TASK DESCRIPTION: Lines containing the string "structures" are to be collected in full.

DATA FOR THIS TASK:
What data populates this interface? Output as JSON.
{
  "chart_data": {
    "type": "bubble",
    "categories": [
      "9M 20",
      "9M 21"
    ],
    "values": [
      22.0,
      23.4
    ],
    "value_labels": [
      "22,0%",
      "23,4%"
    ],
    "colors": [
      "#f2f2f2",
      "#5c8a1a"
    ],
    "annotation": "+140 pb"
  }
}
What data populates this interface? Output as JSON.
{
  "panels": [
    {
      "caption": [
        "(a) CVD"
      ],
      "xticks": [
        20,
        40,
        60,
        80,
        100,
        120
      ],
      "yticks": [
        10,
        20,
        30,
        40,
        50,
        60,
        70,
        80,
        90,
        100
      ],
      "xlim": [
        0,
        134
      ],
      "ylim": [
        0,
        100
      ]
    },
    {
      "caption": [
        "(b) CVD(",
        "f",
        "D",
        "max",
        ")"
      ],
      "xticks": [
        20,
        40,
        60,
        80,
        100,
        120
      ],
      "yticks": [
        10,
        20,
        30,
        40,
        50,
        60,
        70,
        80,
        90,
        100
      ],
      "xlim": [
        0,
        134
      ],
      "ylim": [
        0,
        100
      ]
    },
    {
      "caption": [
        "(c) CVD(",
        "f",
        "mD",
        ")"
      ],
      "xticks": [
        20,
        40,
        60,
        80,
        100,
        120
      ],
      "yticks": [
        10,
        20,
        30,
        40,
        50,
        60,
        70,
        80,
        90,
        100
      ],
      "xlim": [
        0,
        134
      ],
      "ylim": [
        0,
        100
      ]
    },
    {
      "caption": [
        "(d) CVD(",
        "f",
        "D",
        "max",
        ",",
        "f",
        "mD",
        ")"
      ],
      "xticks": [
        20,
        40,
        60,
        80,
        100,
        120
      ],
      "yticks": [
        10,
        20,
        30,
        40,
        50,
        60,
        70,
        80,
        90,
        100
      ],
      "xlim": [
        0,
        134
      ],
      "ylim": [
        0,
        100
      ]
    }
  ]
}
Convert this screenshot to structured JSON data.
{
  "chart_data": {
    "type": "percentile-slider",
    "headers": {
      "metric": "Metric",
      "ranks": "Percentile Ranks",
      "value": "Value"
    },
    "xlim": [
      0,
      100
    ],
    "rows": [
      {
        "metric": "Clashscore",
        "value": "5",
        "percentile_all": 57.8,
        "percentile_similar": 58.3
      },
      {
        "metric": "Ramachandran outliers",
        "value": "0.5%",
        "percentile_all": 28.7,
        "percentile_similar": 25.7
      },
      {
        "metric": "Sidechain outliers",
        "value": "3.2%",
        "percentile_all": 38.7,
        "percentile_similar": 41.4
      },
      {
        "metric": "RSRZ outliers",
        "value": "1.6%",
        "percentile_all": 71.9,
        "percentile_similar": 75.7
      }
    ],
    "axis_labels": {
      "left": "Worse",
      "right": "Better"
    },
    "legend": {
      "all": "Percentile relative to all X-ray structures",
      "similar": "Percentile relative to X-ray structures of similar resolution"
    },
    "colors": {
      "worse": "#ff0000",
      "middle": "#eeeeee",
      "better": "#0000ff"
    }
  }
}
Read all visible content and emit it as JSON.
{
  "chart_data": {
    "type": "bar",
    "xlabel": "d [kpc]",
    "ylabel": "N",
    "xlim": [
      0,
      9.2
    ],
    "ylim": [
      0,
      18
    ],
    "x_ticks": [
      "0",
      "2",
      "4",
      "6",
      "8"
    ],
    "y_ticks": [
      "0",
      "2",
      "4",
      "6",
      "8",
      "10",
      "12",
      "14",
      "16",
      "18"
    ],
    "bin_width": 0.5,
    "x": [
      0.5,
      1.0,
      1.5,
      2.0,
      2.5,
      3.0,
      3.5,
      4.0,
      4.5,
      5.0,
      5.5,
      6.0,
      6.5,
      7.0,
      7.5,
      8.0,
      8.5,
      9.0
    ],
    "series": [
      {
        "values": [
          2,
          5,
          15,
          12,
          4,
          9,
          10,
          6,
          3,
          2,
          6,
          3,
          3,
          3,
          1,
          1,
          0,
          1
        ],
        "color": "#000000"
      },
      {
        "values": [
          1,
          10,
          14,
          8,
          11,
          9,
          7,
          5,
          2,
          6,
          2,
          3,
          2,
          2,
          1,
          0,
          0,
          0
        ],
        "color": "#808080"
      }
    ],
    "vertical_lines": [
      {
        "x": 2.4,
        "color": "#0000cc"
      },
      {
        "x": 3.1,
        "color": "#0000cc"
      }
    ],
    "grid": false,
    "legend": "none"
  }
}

SOLVED PROBLEM:
      "all": "Percentile relative to all X-ray structures",
      "similar": "Percentile relative to X-ray structures of similar resolution"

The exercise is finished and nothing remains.